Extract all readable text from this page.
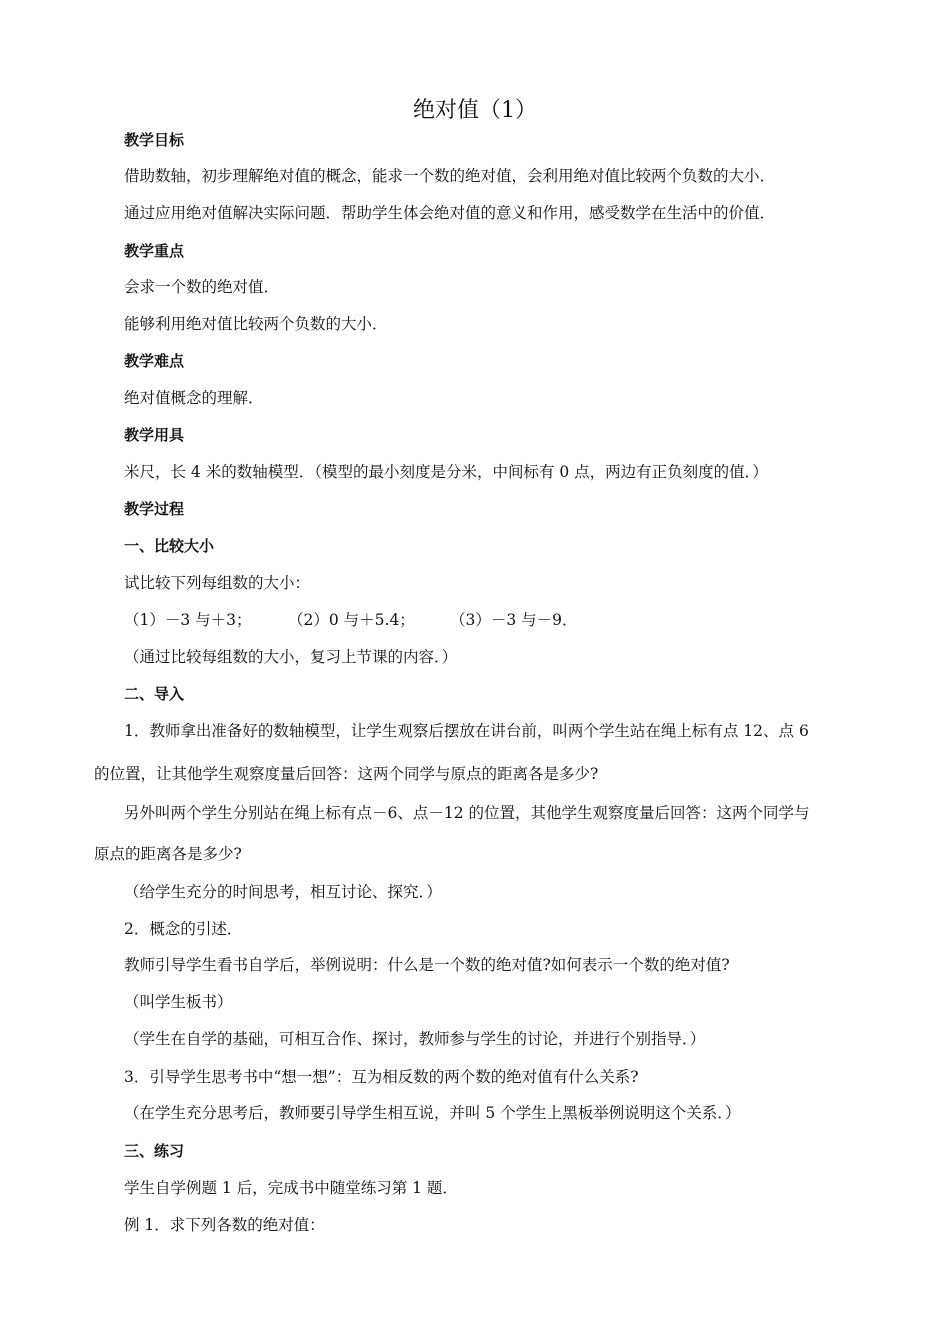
绝对值（1）
教学目标
借助数轴，初步理解绝对值的概念，能求一个数的绝对值，会利用绝对值比较两个负数的大小．
通过应用绝对值解决实际问题．帮助学生体会绝对值的意义和作用，感受数学在生活中的价值．
教学重点
会求一个数的绝对值．
能够利用绝对值比较两个负数的大小．
教学难点
绝对值概念的理解．
教学用具
米尺，长 4 米的数轴模型．（模型的最小刻度是分米，中间标有 0 点，两边有正负刻度的值．）
教学过程
一、比较大小
试比较下列每组数的大小：
（1）－3 与＋3； （2）0 与＋5.4； （3）－3 与－9．
（通过比较每组数的大小，复习上节课的内容．）
二、导入
1．教师拿出准备好的数轴模型，让学生观察后摆放在讲台前，叫两个学生站在绳上标有点 12、点 6
的位置，让其他学生观察度量后回答：这两个同学与原点的距离各是多少?
另外叫两个学生分别站在绳上标有点－6、点－12 的位置，其他学生观察度量后回答：这两个同学与
原点的距离各是多少?
（给学生充分的时间思考，相互讨论、探究．）
2．概念的引述．
教师引导学生看书自学后，举例说明：什么是一个数的绝对值?如何表示一个数的绝对值?
（叫学生板书）
（学生在自学的基础，可相互合作、探讨，教师参与学生的讨论，并进行个别指导．）
3．引导学生思考书中“想一想”：互为相反数的两个数的绝对值有什么关系?
（在学生充分思考后，教师要引导学生相互说，并叫 5 个学生上黑板举例说明这个关系．）
三、练习
学生自学例题 1 后，完成书中随堂练习第 1 题．
例 1．求下列各数的绝对值：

################

■ **REQUIRED WORK**
Leave the images out, please, and restate each line word for word.

■ **THE SOLUTION**
Extract all readable text from this page.
绝对值（1）
教学目标
借助数轴，初步理解绝对值的概念，能求一个数的绝对值，会利用绝对值比较两个负数的大小．
通过应用绝对值解决实际问题．帮助学生体会绝对值的意义和作用，感受数学在生活中的价值．
教学重点
会求一个数的绝对值．
能够利用绝对值比较两个负数的大小．
教学难点
绝对值概念的理解．
教学用具
米尺，长 4 米的数轴模型．（模型的最小刻度是分米，中间标有 0 点，两边有正负刻度的值．）
教学过程
一、比较大小
试比较下列每组数的大小：
（1）－3 与＋3； （2）0 与＋5.4； （3）－3 与－9．
（通过比较每组数的大小，复习上节课的内容．）
二、导入
1．教师拿出准备好的数轴模型，让学生观察后摆放在讲台前，叫两个学生站在绳上标有点 12、点 6
的位置，让其他学生观察度量后回答：这两个同学与原点的距离各是多少?
另外叫两个学生分别站在绳上标有点－6、点－12 的位置，其他学生观察度量后回答：这两个同学与
原点的距离各是多少?
（给学生充分的时间思考，相互讨论、探究．）
2．概念的引述．
教师引导学生看书自学后，举例说明：什么是一个数的绝对值?如何表示一个数的绝对值?
（叫学生板书）
（学生在自学的基础，可相互合作、探讨，教师参与学生的讨论，并进行个别指导．）
3．引导学生思考书中“想一想”：互为相反数的两个数的绝对值有什么关系?
（在学生充分思考后，教师要引导学生相互说，并叫 5 个学生上黑板举例说明这个关系．）
三、练习
学生自学例题 1 后，完成书中随堂练习第 1 题．
例 1．求下列各数的绝对值：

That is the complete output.